### 所附文本:
┌──
黑線很好,但骨架和動作設計有點軟綿綿的感覺 =3=

您基礎不錯 請繼續努力啊.

----------


## 不破惡

M.S.Keith樣:
      咦?您在說甚麼? 我本來就是正正當當的青少年阿(閃亮)
      而且 戴上眼鏡就會變成鬼畜=W=+
      馬鹿學妹本來就是萌物啦 嗚呼ˇ(遭斷訊)

嘯天樣:
      耳朵很硬很晶瑩阿 我是覺得很假很像貼上去
        但是 我又不知道該如何上色ORZ
      紅色圍巾會修正的ˇ 
        黑線很好嗎!?(吐血囧) 軟綿綿...軟綿綿好謎阿?
      曲線身材或是激凸(?) 肌肉不擅長 修練修練!!
      我會繼續加油的ˇ
        嘯天也加油ˇ 衝阿衝阿


----今日休息ˇ 上午修比賽稿4件統整 下午輸出戰爭(?
└──
### 所附資料:
┌──
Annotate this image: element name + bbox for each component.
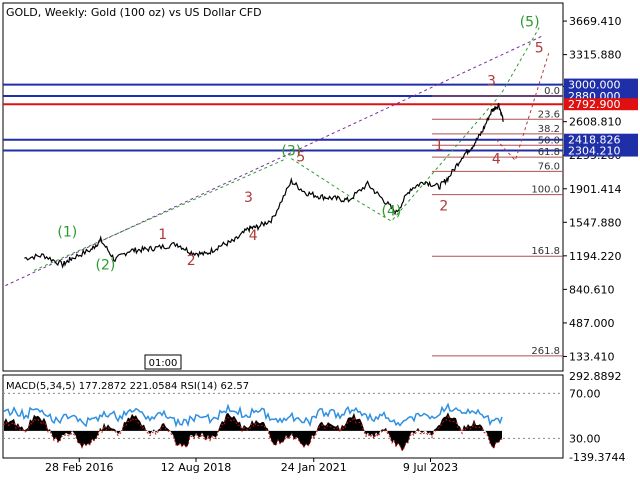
price-tick-label: 487.000 bbox=[569, 317, 615, 330]
wave-label: 2 bbox=[187, 253, 196, 269]
wave-label: 5 bbox=[535, 40, 544, 56]
time-tick-label: 28 Feb 2016 bbox=[45, 461, 113, 474]
wave-label: 1 bbox=[435, 138, 444, 154]
fib-label: 76.0 bbox=[538, 161, 560, 172]
fib-label: 100.0 bbox=[531, 185, 560, 196]
level-tag-label: 3000.000 bbox=[568, 79, 621, 92]
wave-label: (2) bbox=[96, 258, 116, 274]
price-tick-label: 1547.880 bbox=[569, 216, 622, 229]
wave-label: (5) bbox=[520, 15, 540, 31]
price-tick-label: 2608.810 bbox=[569, 116, 622, 129]
price-tick-label: 840.610 bbox=[569, 283, 615, 296]
wave-label: 4 bbox=[249, 228, 258, 244]
fib-label: 261.8 bbox=[531, 346, 560, 357]
fib-label: 161.8 bbox=[531, 246, 560, 257]
wave-label: 1 bbox=[158, 227, 167, 243]
time-tick-label: 24 Jan 2021 bbox=[281, 461, 347, 474]
price-tick-label: 1901.414 bbox=[569, 183, 622, 196]
wave-label: 2 bbox=[439, 199, 448, 215]
chart-title: GOLD, Weekly: Gold (100 oz) vs US Dollar… bbox=[6, 6, 262, 19]
price-tick-label: 3315.880 bbox=[569, 49, 622, 62]
wave-labels-group: (1)(2)(3)(4)(5)51234512345 bbox=[57, 15, 544, 274]
level-tag bbox=[564, 144, 638, 157]
time-label: 01:00 bbox=[149, 358, 178, 369]
fib-label: 61.8 bbox=[538, 147, 560, 158]
wave-label: 3 bbox=[487, 74, 496, 90]
fib-label: 23.6 bbox=[538, 109, 560, 120]
level-tag-label: 2418.826 bbox=[568, 134, 621, 147]
channel-line-green bbox=[33, 158, 287, 271]
price-line bbox=[24, 103, 504, 269]
fib-label: 38.2 bbox=[538, 124, 560, 135]
indicator-tick-label: 70.00 bbox=[569, 387, 601, 400]
time-label-box: 01:00 bbox=[144, 354, 182, 370]
indicator-label: MACD(5,34,5) 177.2872 221.0584 RSI(14) 6… bbox=[6, 381, 249, 392]
wave-label: (1) bbox=[57, 224, 77, 240]
wave-label: (4) bbox=[382, 203, 402, 219]
indicator-tick-label: 292.8892 bbox=[569, 370, 622, 383]
level-tag bbox=[564, 133, 638, 146]
macd-signal-line bbox=[3, 415, 503, 452]
fibonacci-group: 0.0 23.6 38.250.061.8 76.0 100.0 161.8 261.8 bbox=[431, 86, 563, 357]
fib-label: 50.0 bbox=[538, 135, 560, 146]
fib-label: 0.0 bbox=[544, 86, 560, 97]
indicator-group: 292.8892 70.00 30.00 -139.3744 bbox=[3, 370, 625, 464]
time-tick-label: 12 Aug 2018 bbox=[161, 461, 231, 474]
level-tag bbox=[564, 78, 638, 91]
price-tick-label: 3669.410 bbox=[569, 15, 622, 28]
guide-lines-group bbox=[5, 27, 550, 287]
time-tick-label: 9 Jul 2023 bbox=[403, 461, 458, 474]
indicator-pane-border bbox=[2, 374, 564, 459]
price-tick-label: 1194.220 bbox=[569, 250, 622, 263]
wave-path-red bbox=[495, 53, 550, 162]
level-tag-label: 2304.210 bbox=[568, 145, 621, 158]
indicator-tick-label: -139.3744 bbox=[569, 451, 625, 464]
level-tag-label: 2792.900 bbox=[568, 98, 621, 111]
time-axis: 28 Feb 2016 12 Aug 2018 24 Jan 2021 9 Jul 2… bbox=[45, 458, 458, 474]
wave-label: 4 bbox=[492, 151, 501, 167]
indicator-tick-label: 30.00 bbox=[569, 432, 601, 445]
price-tick-label: 133.410 bbox=[569, 350, 615, 363]
rsi-line bbox=[3, 402, 503, 428]
wave-label: 5 bbox=[296, 149, 305, 165]
price-pane-border bbox=[2, 2, 564, 372]
price-series-group bbox=[24, 103, 504, 269]
wave-label: 3 bbox=[244, 190, 253, 206]
level-tag bbox=[564, 98, 638, 111]
wave-label: (3) bbox=[281, 144, 301, 160]
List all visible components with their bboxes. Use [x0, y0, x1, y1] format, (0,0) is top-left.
└──
### 題目要求:
請接著這段討論繪圖作品的論壇留言,從最後一句之後繼續寫下去。

### 題目解答:
我已經沒多餘力氣啦 晚安ˇ(吐血身亡)

----------


## 雷特

惡貓畫的真好@ @+
不知道那天自己才能有那種畫畫的境界= =~

----------


## 神野夏雷諾

這..這畫風好諾(?)啊!(爆死

整體質感超棒ˇˇ(心

希望能多看到惡大(?)你畫的圖xDDD//(雙拇指

真是太可口(?)太讚了xDD

(請忽略上)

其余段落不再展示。